Task. Copy the records below exactly as they appear.

Material to process.
• • • • • • •

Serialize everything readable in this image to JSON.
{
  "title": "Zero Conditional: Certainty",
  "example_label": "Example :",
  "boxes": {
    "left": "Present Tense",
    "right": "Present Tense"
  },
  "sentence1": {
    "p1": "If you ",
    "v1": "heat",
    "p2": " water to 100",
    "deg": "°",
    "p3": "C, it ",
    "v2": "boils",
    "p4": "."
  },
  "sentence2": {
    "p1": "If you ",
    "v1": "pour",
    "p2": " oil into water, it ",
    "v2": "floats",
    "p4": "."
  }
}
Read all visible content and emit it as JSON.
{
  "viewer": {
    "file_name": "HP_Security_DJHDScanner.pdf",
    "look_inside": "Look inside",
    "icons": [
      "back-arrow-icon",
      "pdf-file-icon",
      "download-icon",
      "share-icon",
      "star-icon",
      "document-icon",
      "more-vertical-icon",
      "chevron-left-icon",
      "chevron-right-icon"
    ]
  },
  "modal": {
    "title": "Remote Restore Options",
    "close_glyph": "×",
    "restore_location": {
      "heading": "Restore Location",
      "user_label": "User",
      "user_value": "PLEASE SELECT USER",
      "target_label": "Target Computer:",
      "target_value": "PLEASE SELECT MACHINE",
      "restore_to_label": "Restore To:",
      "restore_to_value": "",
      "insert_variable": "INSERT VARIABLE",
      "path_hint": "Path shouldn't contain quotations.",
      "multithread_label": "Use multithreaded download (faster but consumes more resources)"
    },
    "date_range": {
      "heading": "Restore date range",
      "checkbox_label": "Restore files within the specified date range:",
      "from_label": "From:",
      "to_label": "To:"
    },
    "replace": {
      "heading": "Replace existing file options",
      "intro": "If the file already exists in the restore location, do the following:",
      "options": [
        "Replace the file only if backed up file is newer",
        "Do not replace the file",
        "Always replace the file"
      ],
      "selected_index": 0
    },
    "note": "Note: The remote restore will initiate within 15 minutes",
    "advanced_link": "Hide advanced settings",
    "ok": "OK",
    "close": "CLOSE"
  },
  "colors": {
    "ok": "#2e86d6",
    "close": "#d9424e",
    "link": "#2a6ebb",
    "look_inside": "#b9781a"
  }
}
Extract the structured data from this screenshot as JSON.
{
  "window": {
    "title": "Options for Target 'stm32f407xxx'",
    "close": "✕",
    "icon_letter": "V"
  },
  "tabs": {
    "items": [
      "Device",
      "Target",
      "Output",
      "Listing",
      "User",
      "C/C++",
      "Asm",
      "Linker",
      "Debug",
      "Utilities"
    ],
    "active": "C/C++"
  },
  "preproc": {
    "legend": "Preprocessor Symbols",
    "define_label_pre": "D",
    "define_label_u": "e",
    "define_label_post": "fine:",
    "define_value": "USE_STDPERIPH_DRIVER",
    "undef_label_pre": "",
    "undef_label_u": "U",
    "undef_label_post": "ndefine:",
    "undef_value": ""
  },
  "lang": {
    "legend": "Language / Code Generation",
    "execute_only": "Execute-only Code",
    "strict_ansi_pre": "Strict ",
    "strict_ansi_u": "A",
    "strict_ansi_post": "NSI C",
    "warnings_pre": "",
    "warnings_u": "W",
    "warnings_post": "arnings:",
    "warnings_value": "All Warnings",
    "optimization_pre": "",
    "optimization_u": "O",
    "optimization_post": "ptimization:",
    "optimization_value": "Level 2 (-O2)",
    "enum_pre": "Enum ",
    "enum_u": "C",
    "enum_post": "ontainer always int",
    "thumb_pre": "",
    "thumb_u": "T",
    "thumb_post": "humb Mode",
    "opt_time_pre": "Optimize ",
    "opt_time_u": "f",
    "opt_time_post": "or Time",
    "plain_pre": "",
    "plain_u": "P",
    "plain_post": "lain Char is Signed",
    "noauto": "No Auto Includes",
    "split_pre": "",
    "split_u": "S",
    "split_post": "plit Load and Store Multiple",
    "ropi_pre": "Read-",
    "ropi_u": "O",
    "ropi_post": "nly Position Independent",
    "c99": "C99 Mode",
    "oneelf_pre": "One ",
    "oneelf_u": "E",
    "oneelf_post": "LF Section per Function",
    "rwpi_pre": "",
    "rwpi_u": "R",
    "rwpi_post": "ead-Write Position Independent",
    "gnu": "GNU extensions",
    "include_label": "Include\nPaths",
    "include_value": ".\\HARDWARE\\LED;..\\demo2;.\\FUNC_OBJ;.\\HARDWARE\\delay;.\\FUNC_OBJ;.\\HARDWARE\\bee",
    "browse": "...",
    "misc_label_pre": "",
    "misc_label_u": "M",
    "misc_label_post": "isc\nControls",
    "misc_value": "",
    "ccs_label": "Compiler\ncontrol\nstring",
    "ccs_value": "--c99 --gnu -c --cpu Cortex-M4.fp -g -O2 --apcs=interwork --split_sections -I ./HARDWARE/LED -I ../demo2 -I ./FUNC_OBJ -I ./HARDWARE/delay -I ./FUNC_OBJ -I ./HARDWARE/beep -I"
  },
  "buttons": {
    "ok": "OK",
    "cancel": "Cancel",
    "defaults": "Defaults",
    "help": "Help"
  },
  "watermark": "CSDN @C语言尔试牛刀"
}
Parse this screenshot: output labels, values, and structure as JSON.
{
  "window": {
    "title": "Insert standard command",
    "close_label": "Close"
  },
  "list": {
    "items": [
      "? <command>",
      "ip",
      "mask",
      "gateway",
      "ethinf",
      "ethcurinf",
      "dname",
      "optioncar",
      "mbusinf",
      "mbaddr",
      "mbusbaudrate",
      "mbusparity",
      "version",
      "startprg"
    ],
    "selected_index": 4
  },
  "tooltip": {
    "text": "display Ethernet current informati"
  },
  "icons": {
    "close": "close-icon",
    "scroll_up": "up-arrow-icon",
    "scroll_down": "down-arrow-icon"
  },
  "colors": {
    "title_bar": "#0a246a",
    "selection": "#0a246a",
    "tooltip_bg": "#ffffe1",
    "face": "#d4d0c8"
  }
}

• • • • • • •

Written reply.
Serialize everything readable in this image to JSON.
{
  "title": "Zero Conditional: Certainty",
  "example_label": "Example :",
  "boxes": {
    "left": "Present Tense",
    "right": "Present Tense"
  },
  "sentence1": {
    "p1": "If you ",
    "v1": "heat",
    "p2": " water to 100",
    "deg": "°",
    "p3": "C, it ",
    "v2": "boils",
    "p4": "."
  },
  "sentence2": {
    "p1": "If you ",
    "v1": "pour",
    "p2": " oil into water, it ",
    "v2": "floats",
    "p4": "."
  }
}
Read all visible content and emit it as JSON.
{
  "viewer": {
    "file_name": "HP_Security_DJHDScanner.pdf",
    "look_inside": "Look inside",
    "icons": [
      "back-arrow-icon",
      "pdf-file-icon",
      "download-icon",
      "share-icon",
      "star-icon",
      "document-icon",
      "more-vertical-icon",
      "chevron-left-icon",
      "chevron-right-icon"
    ]
  },
  "modal": {
    "title": "Remote Restore Options",
    "close_glyph": "×",
    "restore_location": {
      "heading": "Restore Location",
      "user_label": "User",
      "user_value": "PLEASE SELECT USER",
      "target_label": "Target Computer:",
      "target_value": "PLEASE SELECT MACHINE",
      "restore_to_label": "Restore To:",
      "restore_to_value": "",
      "insert_variable": "INSERT VARIABLE",
      "path_hint": "Path shouldn't contain quotations.",
      "multithread_label": "Use multithreaded download (faster but consumes more resources)"
    },
    "date_range": {
      "heading": "Restore date range",
      "checkbox_label": "Restore files within the specified date range:",
      "from_label": "From:",
      "to_label": "To:"
    },
    "replace": {
      "heading": "Replace existing file options",
      "intro": "If the file already exists in the restore location, do the following:",
      "options": [
        "Replace the file only if backed up file is newer",
        "Do not replace the file",
        "Always replace the file"
      ],
      "selected_index": 0
    },
    "note": "Note: The remote restore will initiate within 15 minutes",
    "advanced_link": "Hide advanced settings",
    "ok": "OK",
    "close": "CLOSE"
  },
  "colors": {
    "ok": "#2e86d6",
    "close": "#d9424e",
    "link": "#2a6ebb",
    "look_inside": "#b9781a"
  }
}
Extract the structured data from this screenshot as JSON.
{
  "window": {
    "title": "Options for Target 'stm32f407xxx'",
    "close": "✕",
    "icon_letter": "V"
  },
  "tabs": {
    "items": [
      "Device",
      "Target",
      "Output",
      "Listing",
      "User",
      "C/C++",
      "Asm",
      "Linker",
      "Debug",
      "Utilities"
    ],
    "active": "C/C++"
  },
  "preproc": {
    "legend": "Preprocessor Symbols",
    "define_label_pre": "D",
    "define_label_u": "e",
    "define_label_post": "fine:",
    "define_value": "USE_STDPERIPH_DRIVER",
    "undef_label_pre": "",
    "undef_label_u": "U",
    "undef_label_post": "ndefine:",
    "undef_value": ""
  },
  "lang": {
    "legend": "Language / Code Generation",
    "execute_only": "Execute-only Code",
    "strict_ansi_pre": "Strict ",
    "strict_ansi_u": "A",
    "strict_ansi_post": "NSI C",
    "warnings_pre": "",
    "warnings_u": "W",
    "warnings_post": "arnings:",
    "warnings_value": "All Warnings",
    "optimization_pre": "",
    "optimization_u": "O",
    "optimization_post": "ptimization:",
    "optimization_value": "Level 2 (-O2)",
    "enum_pre": "Enum ",
    "enum_u": "C",
    "enum_post": "ontainer always int",
    "thumb_pre": "",
    "thumb_u": "T",
    "thumb_post": "humb Mode",
    "opt_time_pre": "Optimize ",
    "opt_time_u": "f",
    "opt_time_post": "or Time",
    "plain_pre": "",
    "plain_u": "P",
    "plain_post": "lain Char is Signed",
    "noauto": "No Auto Includes",
    "split_pre": "",
    "split_u": "S",
    "split_post": "plit Load and Store Multiple",
    "ropi_pre": "Read-",
    "ropi_u": "O",
    "ropi_post": "nly Position Independent",
    "c99": "C99 Mode",
    "oneelf_pre": "One ",
    "oneelf_u": "E",
    "oneelf_post": "LF Section per Function",
    "rwpi_pre": "",
    "rwpi_u": "R",
    "rwpi_post": "ead-Write Position Independent",
    "gnu": "GNU extensions",
    "include_label": "Include\nPaths",
    "include_value": ".\\HARDWARE\\LED;..\\demo2;.\\FUNC_OBJ;.\\HARDWARE\\delay;.\\FUNC_OBJ;.\\HARDWARE\\bee",
    "browse": "...",
    "misc_label_pre": "",
    "misc_label_u": "M",
    "misc_label_post": "isc\nControls",
    "misc_value": "",
    "ccs_label": "Compiler\ncontrol\nstring",
    "ccs_value": "--c99 --gnu -c --cpu Cortex-M4.fp -g -O2 --apcs=interwork --split_sections -I ./HARDWARE/LED -I ../demo2 -I ./FUNC_OBJ -I ./HARDWARE/delay -I ./FUNC_OBJ -I ./HARDWARE/beep -I"
  },
  "buttons": {
    "ok": "OK",
    "cancel": "Cancel",
    "defaults": "Defaults",
    "help": "Help"
  },
  "watermark": "CSDN @C语言尔试牛刀"
}
Parse this screenshot: output labels, values, and structure as JSON.
{
  "window": {
    "title": "Insert standard command",
    "close_label": "Close"
  },
  "list": {
    "items": [
      "? <command>",
      "ip",
      "mask",
      "gateway",
      "ethinf",
      "ethcurinf",
      "dname",
      "optioncar",
      "mbusinf",
      "mbaddr",
      "mbusbaudrate",
      "mbusparity",
      "version",
      "startprg"
    ],
    "selected_index": 4
  },
  "tooltip": {
    "text": "display Ethernet current informati"
  },
  "icons": {
    "close": "close-icon",
    "scroll_up": "up-arrow-icon",
    "scroll_down": "down-arrow-icon"
  },
  "colors": {
    "title_bar": "#0a246a",
    "selection": "#0a246a",
    "tooltip_bg": "#ffffe1",
    "face": "#d4d0c8"
  }
}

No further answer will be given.